- _Problem details_:
Reproduce the following records line for line, keeping every character as it appears.
>> Begin Source data
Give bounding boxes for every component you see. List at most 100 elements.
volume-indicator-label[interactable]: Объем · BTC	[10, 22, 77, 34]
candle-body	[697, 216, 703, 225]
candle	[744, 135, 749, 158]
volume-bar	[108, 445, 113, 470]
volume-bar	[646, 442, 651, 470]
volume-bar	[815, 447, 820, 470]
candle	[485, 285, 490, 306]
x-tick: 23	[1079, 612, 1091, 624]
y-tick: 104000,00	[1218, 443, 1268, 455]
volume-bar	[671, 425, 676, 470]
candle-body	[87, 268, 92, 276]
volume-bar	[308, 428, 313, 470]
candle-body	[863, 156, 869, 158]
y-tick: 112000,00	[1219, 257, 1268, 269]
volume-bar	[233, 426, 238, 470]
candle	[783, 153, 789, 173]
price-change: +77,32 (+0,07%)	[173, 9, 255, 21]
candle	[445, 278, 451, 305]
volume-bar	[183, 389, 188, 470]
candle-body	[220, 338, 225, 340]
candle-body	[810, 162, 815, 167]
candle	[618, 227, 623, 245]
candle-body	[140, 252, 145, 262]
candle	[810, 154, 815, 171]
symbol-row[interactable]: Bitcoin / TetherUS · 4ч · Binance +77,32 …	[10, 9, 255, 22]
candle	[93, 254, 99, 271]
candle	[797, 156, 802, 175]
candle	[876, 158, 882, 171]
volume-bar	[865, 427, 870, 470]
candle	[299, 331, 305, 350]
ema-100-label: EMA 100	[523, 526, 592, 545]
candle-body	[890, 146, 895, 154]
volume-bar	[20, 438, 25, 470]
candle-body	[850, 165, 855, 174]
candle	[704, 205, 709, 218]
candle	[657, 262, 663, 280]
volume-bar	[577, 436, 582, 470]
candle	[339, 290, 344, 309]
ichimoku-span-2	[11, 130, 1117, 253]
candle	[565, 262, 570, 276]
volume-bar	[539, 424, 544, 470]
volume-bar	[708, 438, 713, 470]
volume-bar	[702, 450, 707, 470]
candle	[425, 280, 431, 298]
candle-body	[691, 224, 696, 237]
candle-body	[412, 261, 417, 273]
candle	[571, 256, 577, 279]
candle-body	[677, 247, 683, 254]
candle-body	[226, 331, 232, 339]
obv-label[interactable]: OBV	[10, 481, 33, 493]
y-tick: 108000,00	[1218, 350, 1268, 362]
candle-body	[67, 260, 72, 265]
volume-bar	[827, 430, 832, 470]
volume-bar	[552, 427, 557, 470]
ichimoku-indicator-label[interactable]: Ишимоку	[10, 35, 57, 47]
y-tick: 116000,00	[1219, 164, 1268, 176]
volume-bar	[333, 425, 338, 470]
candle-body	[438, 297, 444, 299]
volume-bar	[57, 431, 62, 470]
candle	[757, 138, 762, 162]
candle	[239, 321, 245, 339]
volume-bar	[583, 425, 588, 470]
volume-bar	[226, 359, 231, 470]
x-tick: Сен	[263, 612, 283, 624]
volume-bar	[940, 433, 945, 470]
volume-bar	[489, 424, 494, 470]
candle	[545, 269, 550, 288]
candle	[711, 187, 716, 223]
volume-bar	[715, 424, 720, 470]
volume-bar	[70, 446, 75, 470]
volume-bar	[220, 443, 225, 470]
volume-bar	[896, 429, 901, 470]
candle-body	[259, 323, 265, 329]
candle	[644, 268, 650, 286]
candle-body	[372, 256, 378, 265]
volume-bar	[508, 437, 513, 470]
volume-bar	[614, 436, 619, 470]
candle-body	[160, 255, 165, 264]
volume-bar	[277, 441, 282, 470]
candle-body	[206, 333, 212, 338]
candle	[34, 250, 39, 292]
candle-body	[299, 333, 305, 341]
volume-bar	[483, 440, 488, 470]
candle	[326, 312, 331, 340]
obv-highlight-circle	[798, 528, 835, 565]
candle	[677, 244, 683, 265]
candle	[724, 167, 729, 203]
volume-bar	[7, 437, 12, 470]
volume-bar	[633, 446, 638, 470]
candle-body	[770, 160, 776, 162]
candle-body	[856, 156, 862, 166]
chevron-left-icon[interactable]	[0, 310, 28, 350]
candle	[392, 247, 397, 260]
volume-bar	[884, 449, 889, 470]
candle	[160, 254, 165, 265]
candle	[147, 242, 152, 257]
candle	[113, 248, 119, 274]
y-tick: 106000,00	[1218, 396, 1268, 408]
>> End Source data
- _Exercise response_:
Give bounding boxes for every component you see. List at most 100 elements.
volume-indicator-label[interactable]: Объем · BTC	[10, 22, 77, 34]
candle-body	[697, 216, 703, 225]
candle	[744, 135, 749, 158]
volume-bar	[108, 445, 113, 470]
volume-bar	[646, 442, 651, 470]
volume-bar	[815, 447, 820, 470]
candle	[485, 285, 490, 306]
x-tick: 23	[1079, 612, 1091, 624]
y-tick: 104000,00	[1218, 443, 1268, 455]
volume-bar	[671, 425, 676, 470]
candle-body	[87, 268, 92, 276]
volume-bar	[308, 428, 313, 470]
candle-body	[863, 156, 869, 158]
y-tick: 112000,00	[1219, 257, 1268, 269]
volume-bar	[233, 426, 238, 470]
candle	[783, 153, 789, 173]
price-change: +77,32 (+0,07%)	[173, 9, 255, 21]
candle	[445, 278, 451, 305]
volume-bar	[183, 389, 188, 470]
candle-body	[220, 338, 225, 340]
candle-body	[810, 162, 815, 167]
candle	[618, 227, 623, 245]
candle-body	[140, 252, 145, 262]
candle	[810, 154, 815, 171]
symbol-row[interactable]: Bitcoin / TetherUS · 4ч · Binance +77,32 …	[10, 9, 255, 22]
candle	[93, 254, 99, 271]
candle	[797, 156, 802, 175]
candle	[876, 158, 882, 171]
volume-bar	[865, 427, 870, 470]
candle	[299, 331, 305, 350]
ema-100-label: EMA 100	[523, 526, 592, 545]
candle-body	[890, 146, 895, 154]
volume-bar	[20, 438, 25, 470]
candle-body	[850, 165, 855, 174]
candle	[704, 205, 709, 218]
candle	[657, 262, 663, 280]
volume-bar	[577, 436, 582, 470]
candle	[339, 290, 344, 309]
ichimoku-span-2	[11, 130, 1117, 253]
candle	[565, 262, 570, 276]
volume-bar	[539, 424, 544, 470]
volume-bar	[708, 438, 713, 470]
volume-bar	[702, 450, 707, 470]
candle	[425, 280, 431, 298]
candle-body	[691, 224, 696, 237]
candle-body	[412, 261, 417, 273]
candle	[571, 256, 577, 279]
candle-body	[677, 247, 683, 254]
candle-body	[226, 331, 232, 339]
obv-label[interactable]: OBV	[10, 481, 33, 493]
y-tick: 108000,00	[1218, 350, 1268, 362]
candle-body	[67, 260, 72, 265]
volume-bar	[827, 430, 832, 470]
volume-bar	[552, 427, 557, 470]
ichimoku-indicator-label[interactable]: Ишимоку	[10, 35, 57, 47]
y-tick: 116000,00	[1219, 164, 1268, 176]
volume-bar	[333, 425, 338, 470]
candle-body	[438, 297, 444, 299]
volume-bar	[57, 431, 62, 470]
candle	[757, 138, 762, 162]
candle	[239, 321, 245, 339]
volume-bar	[583, 425, 588, 470]
volume-bar	[226, 359, 231, 470]
x-tick: Сен	[263, 612, 283, 624]
volume-bar	[940, 433, 945, 470]
volume-bar	[489, 424, 494, 470]
candle	[545, 269, 550, 288]
candle	[711, 187, 716, 223]
volume-bar	[715, 424, 720, 470]
volume-bar	[70, 446, 75, 470]
volume-bar	[220, 443, 225, 470]
volume-bar	[896, 429, 901, 470]
candle-body	[259, 323, 265, 329]
candle	[644, 268, 650, 286]
candle-body	[372, 256, 378, 265]
volume-bar	[508, 437, 513, 470]
volume-bar	[614, 436, 619, 470]
candle-body	[160, 255, 165, 264]
volume-bar	[277, 441, 282, 470]
candle-body	[206, 333, 212, 338]
candle	[34, 250, 39, 292]
candle-body	[299, 333, 305, 341]
volume-bar	[483, 440, 488, 470]
candle	[326, 312, 331, 340]
obv-highlight-circle	[798, 528, 835, 565]
candle	[677, 244, 683, 265]
candle	[724, 167, 729, 203]
volume-bar	[7, 437, 12, 470]
volume-bar	[633, 446, 638, 470]
candle-body	[770, 160, 776, 162]
candle-body	[856, 156, 862, 166]
chevron-left-icon[interactable]	[0, 310, 28, 350]
candle	[392, 247, 397, 260]
volume-bar	[884, 449, 889, 470]
candle	[160, 254, 165, 265]
candle	[147, 242, 152, 257]
candle	[113, 248, 119, 274]
y-tick: 106000,00	[1218, 396, 1268, 408]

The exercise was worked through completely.